Problem to solve:
Where a line in the listing contains the string "text", copy that line out.

(Collected data entries)
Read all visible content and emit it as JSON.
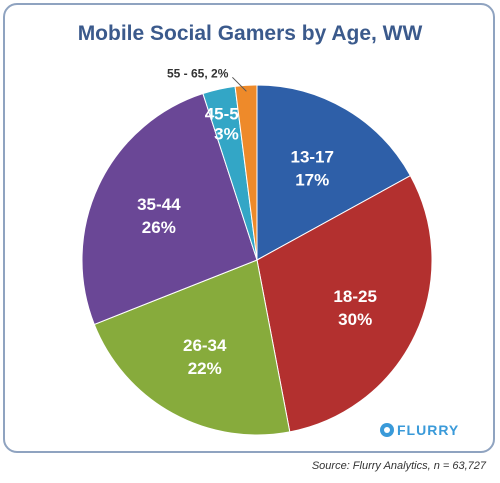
{
  "chart_data": {
    "type": "pie",
    "title": "Mobile Social Gamers by Age, WW",
    "categories": [
      "13-17",
      "18-25",
      "26-34",
      "35-44",
      "45-54",
      "55 - 65"
    ],
    "values": [
      17,
      30,
      22,
      26,
      3,
      2
    ],
    "value_labels": [
      "17%",
      "30%",
      "22%",
      "26%",
      "3%",
      "2%"
    ],
    "outside_label": "55 - 65, 2%",
    "colors": [
      "#2e5fa8",
      "#b3302f",
      "#87ab3c",
      "#6a4796",
      "#33a6c6",
      "#ee8a2a"
    ],
    "legend": "none"
  },
  "source": "Source: Flurry Analytics, n = 63,727",
  "logo": {
    "text": "FLURRY",
    "icon": "flurry-logo-icon"
  }
}
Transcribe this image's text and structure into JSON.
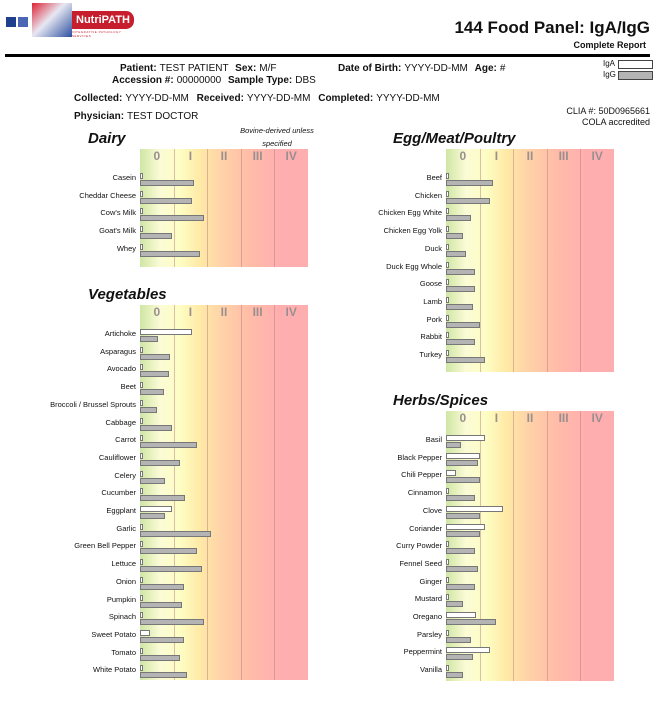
{
  "header": {
    "brand": "NutriPATH",
    "brand_tagline": "INTEGRATIVE PATHOLOGY SERVICES",
    "title": "144 Food Panel: IgA/IgG",
    "subtitle": "Complete Report"
  },
  "patient": {
    "patient_label": "Patient:",
    "patient_value": "TEST PATIENT",
    "sex_label": "Sex:",
    "sex_value": "M/F",
    "dob_label": "Date of Birth:",
    "dob_value": "YYYY-DD-MM",
    "age_label": "Age:",
    "age_value": "#",
    "accession_label": "Accession #:",
    "accession_value": "00000000",
    "sample_label": "Sample Type:",
    "sample_value": "DBS",
    "collected_label": "Collected:",
    "collected_value": "YYYY-DD-MM",
    "received_label": "Received:",
    "received_value": "YYYY-DD-MM",
    "completed_label": "Completed:",
    "completed_value": "YYYY-DD-MM",
    "physician_label": "Physician:",
    "physician_value": "TEST DOCTOR"
  },
  "legend": {
    "iga": "IgA",
    "igg": "IgG"
  },
  "clia": {
    "line1": "CLIA #: 50D0965661",
    "line2": "COLA accredited"
  },
  "colors": {
    "iga_fill": "#ffffff",
    "igg_fill": "#b4b4b4",
    "brand_red": "#c71e2d"
  },
  "class_labels": [
    "0",
    "I",
    "II",
    "III",
    "IV"
  ],
  "chart_data": {
    "type": "bar",
    "unit": "class (0–IV)",
    "xlim": [
      0,
      5
    ],
    "series": [
      {
        "name": "IgA"
      },
      {
        "name": "IgG"
      }
    ],
    "sections": {
      "dairy": {
        "title": "Dairy",
        "note": "Bovine-derived unless specified",
        "items": [
          {
            "name": "Casein",
            "iga": 0.1,
            "igg": 1.6
          },
          {
            "name": "Cheddar Cheese",
            "iga": 0.1,
            "igg": 1.55
          },
          {
            "name": "Cow's Milk",
            "iga": 0.1,
            "igg": 1.9
          },
          {
            "name": "Goat's Milk",
            "iga": 0.1,
            "igg": 0.95
          },
          {
            "name": "Whey",
            "iga": 0.1,
            "igg": 1.8
          }
        ]
      },
      "vegetables": {
        "title": "Vegetables",
        "items": [
          {
            "name": "Artichoke",
            "iga": 1.55,
            "igg": 0.55
          },
          {
            "name": "Asparagus",
            "iga": 0.1,
            "igg": 0.9
          },
          {
            "name": "Avocado",
            "iga": 0.1,
            "igg": 0.85
          },
          {
            "name": "Beet",
            "iga": 0.1,
            "igg": 0.7
          },
          {
            "name": "Broccoli / Brussel Sprouts",
            "iga": 0.1,
            "igg": 0.5
          },
          {
            "name": "Cabbage",
            "iga": 0.1,
            "igg": 0.95
          },
          {
            "name": "Carrot",
            "iga": 0.1,
            "igg": 1.7
          },
          {
            "name": "Cauliflower",
            "iga": 0.1,
            "igg": 1.2
          },
          {
            "name": "Celery",
            "iga": 0.1,
            "igg": 0.75
          },
          {
            "name": "Cucumber",
            "iga": 0.1,
            "igg": 1.35
          },
          {
            "name": "Eggplant",
            "iga": 0.95,
            "igg": 0.75
          },
          {
            "name": "Garlic",
            "iga": 0.1,
            "igg": 2.1
          },
          {
            "name": "Green Bell Pepper",
            "iga": 0.1,
            "igg": 1.7
          },
          {
            "name": "Lettuce",
            "iga": 0.1,
            "igg": 1.85
          },
          {
            "name": "Onion",
            "iga": 0.1,
            "igg": 1.3
          },
          {
            "name": "Pumpkin",
            "iga": 0.1,
            "igg": 1.25
          },
          {
            "name": "Spinach",
            "iga": 0.1,
            "igg": 1.9
          },
          {
            "name": "Sweet Potato",
            "iga": 0.3,
            "igg": 1.3
          },
          {
            "name": "Tomato",
            "iga": 0.1,
            "igg": 1.2
          },
          {
            "name": "White Potato",
            "iga": 0.1,
            "igg": 1.4
          }
        ]
      },
      "egg_meat_poultry": {
        "title": "Egg/Meat/Poultry",
        "items": [
          {
            "name": "Beef",
            "iga": 0.1,
            "igg": 1.4
          },
          {
            "name": "Chicken",
            "iga": 0.1,
            "igg": 1.3
          },
          {
            "name": "Chicken Egg White",
            "iga": 0.1,
            "igg": 0.75
          },
          {
            "name": "Chicken Egg Yolk",
            "iga": 0.1,
            "igg": 0.5
          },
          {
            "name": "Duck",
            "iga": 0.1,
            "igg": 0.6
          },
          {
            "name": "Duck Egg Whole",
            "iga": 0.1,
            "igg": 0.85
          },
          {
            "name": "Goose",
            "iga": 0.1,
            "igg": 0.85
          },
          {
            "name": "Lamb",
            "iga": 0.1,
            "igg": 0.8
          },
          {
            "name": "Pork",
            "iga": 0.1,
            "igg": 1.0
          },
          {
            "name": "Rabbit",
            "iga": 0.1,
            "igg": 0.85
          },
          {
            "name": "Turkey",
            "iga": 0.1,
            "igg": 1.15
          }
        ]
      },
      "herbs_spices": {
        "title": "Herbs/Spices",
        "items": [
          {
            "name": "Basil",
            "iga": 1.15,
            "igg": 0.45
          },
          {
            "name": "Black Pepper",
            "iga": 1.0,
            "igg": 0.95
          },
          {
            "name": "Chili Pepper",
            "iga": 0.3,
            "igg": 1.0
          },
          {
            "name": "Cinnamon",
            "iga": 0.1,
            "igg": 0.85
          },
          {
            "name": "Clove",
            "iga": 1.7,
            "igg": 1.0
          },
          {
            "name": "Coriander",
            "iga": 1.15,
            "igg": 1.0
          },
          {
            "name": "Curry Powder",
            "iga": 0.1,
            "igg": 0.85
          },
          {
            "name": "Fennel Seed",
            "iga": 0.1,
            "igg": 0.95
          },
          {
            "name": "Ginger",
            "iga": 0.1,
            "igg": 0.85
          },
          {
            "name": "Mustard",
            "iga": 0.1,
            "igg": 0.5
          },
          {
            "name": "Oregano",
            "iga": 0.9,
            "igg": 1.5
          },
          {
            "name": "Parsley",
            "iga": 0.1,
            "igg": 0.75
          },
          {
            "name": "Peppermint",
            "iga": 1.3,
            "igg": 0.8
          },
          {
            "name": "Vanilla",
            "iga": 0.1,
            "igg": 0.5
          }
        ]
      }
    }
  }
}
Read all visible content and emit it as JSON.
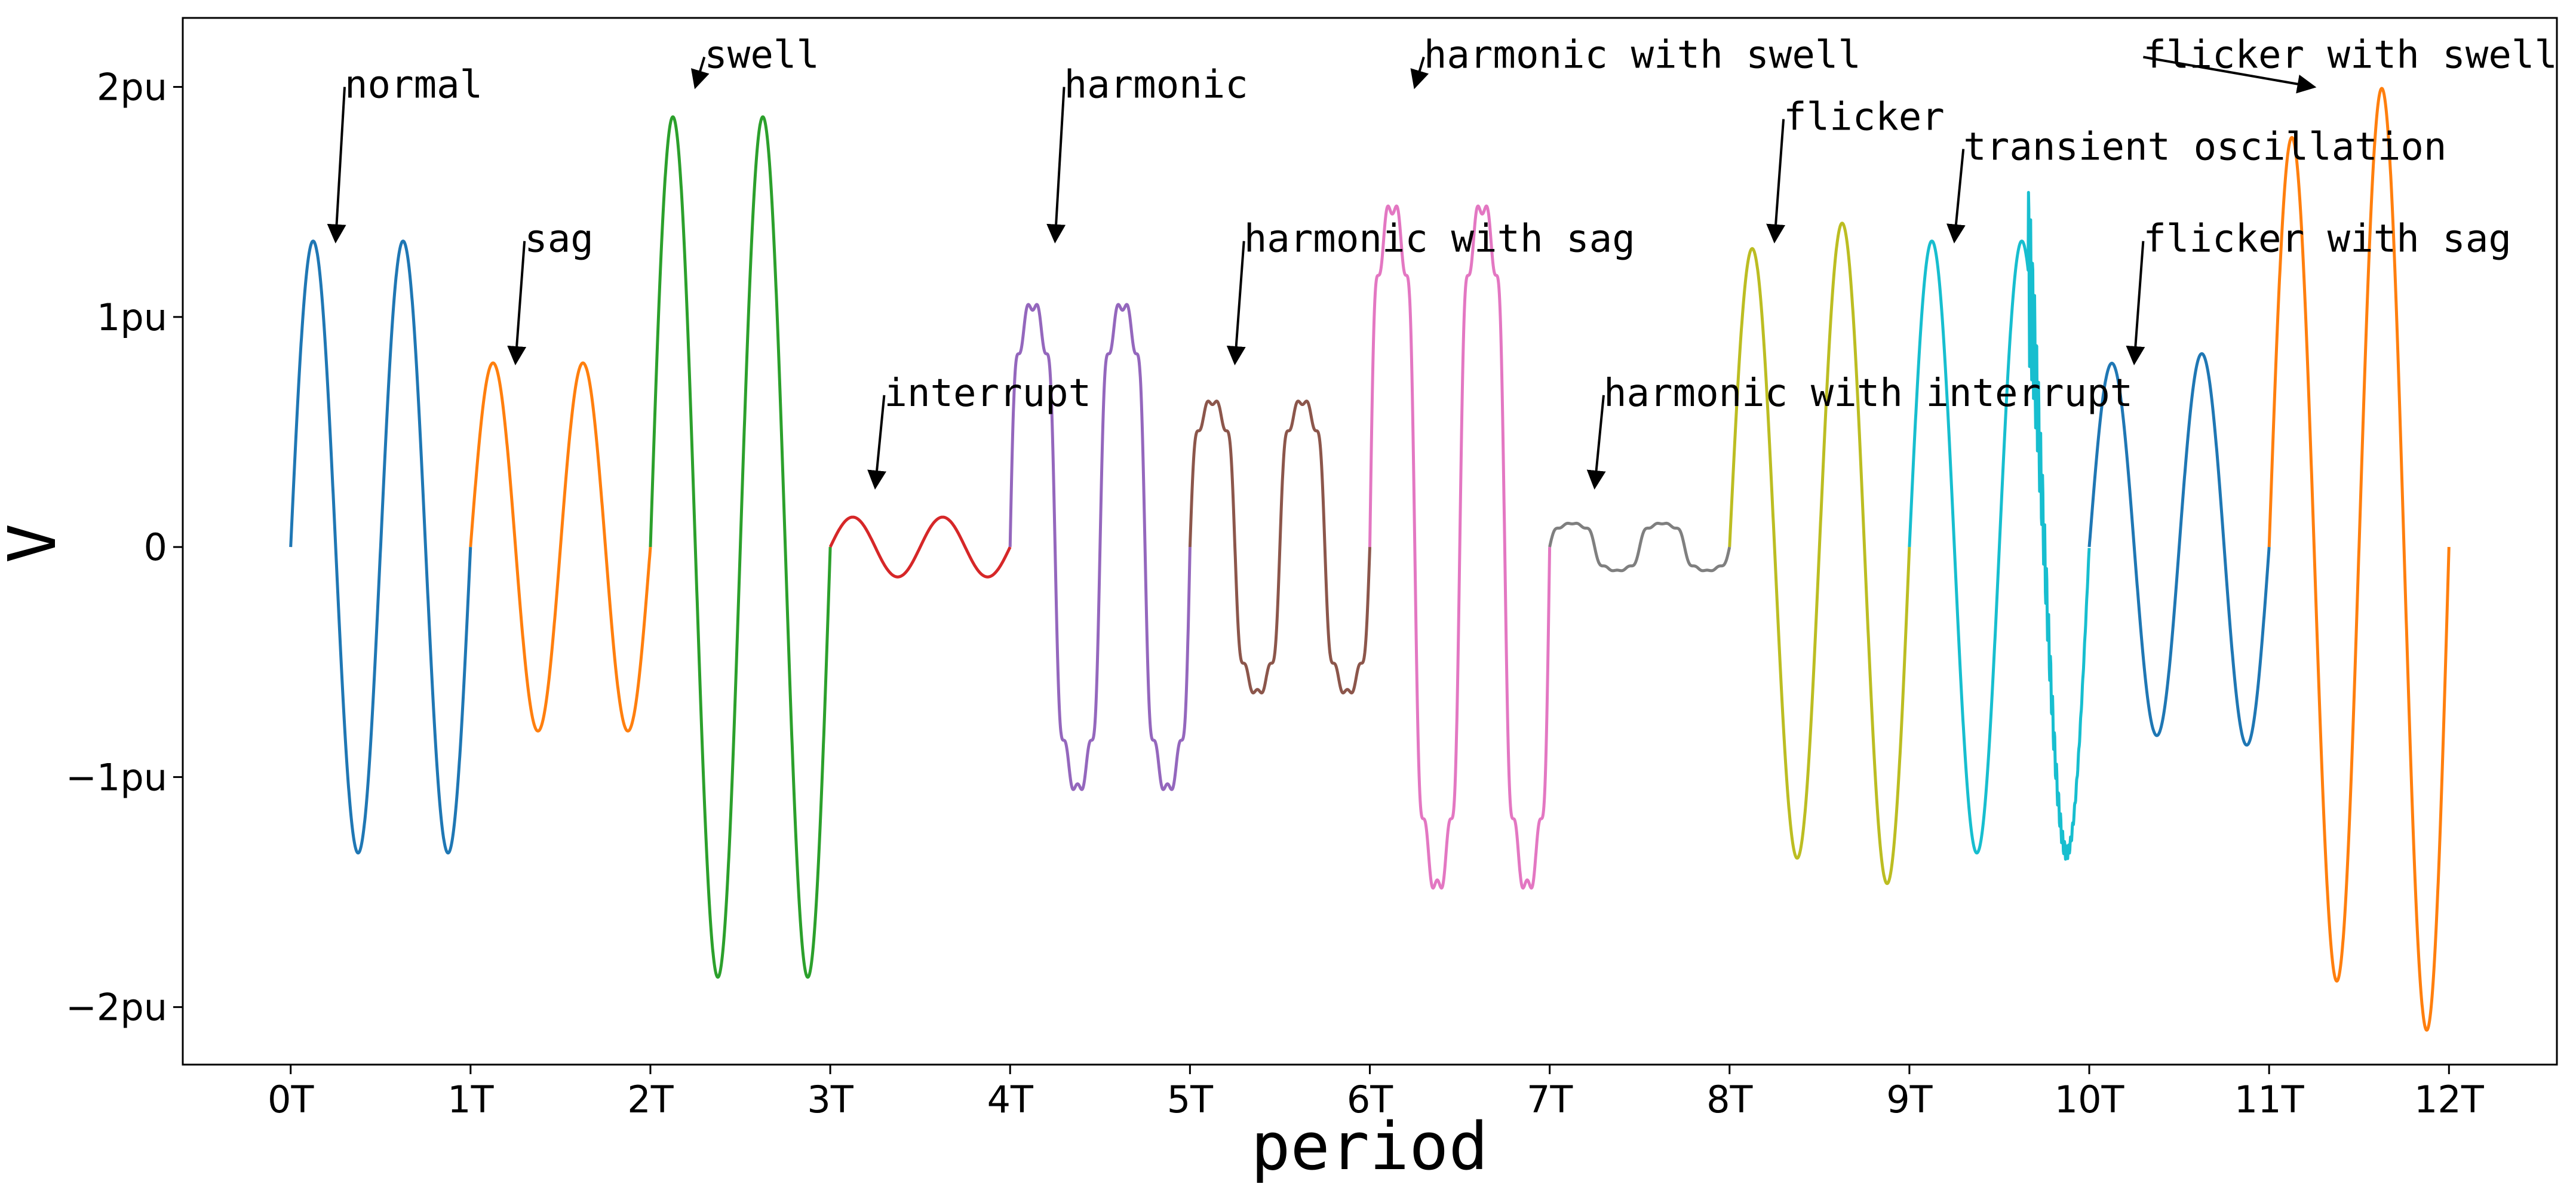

Written answer:
    "text": "FLURRY",
Transcribe this image's text and structure into JSON.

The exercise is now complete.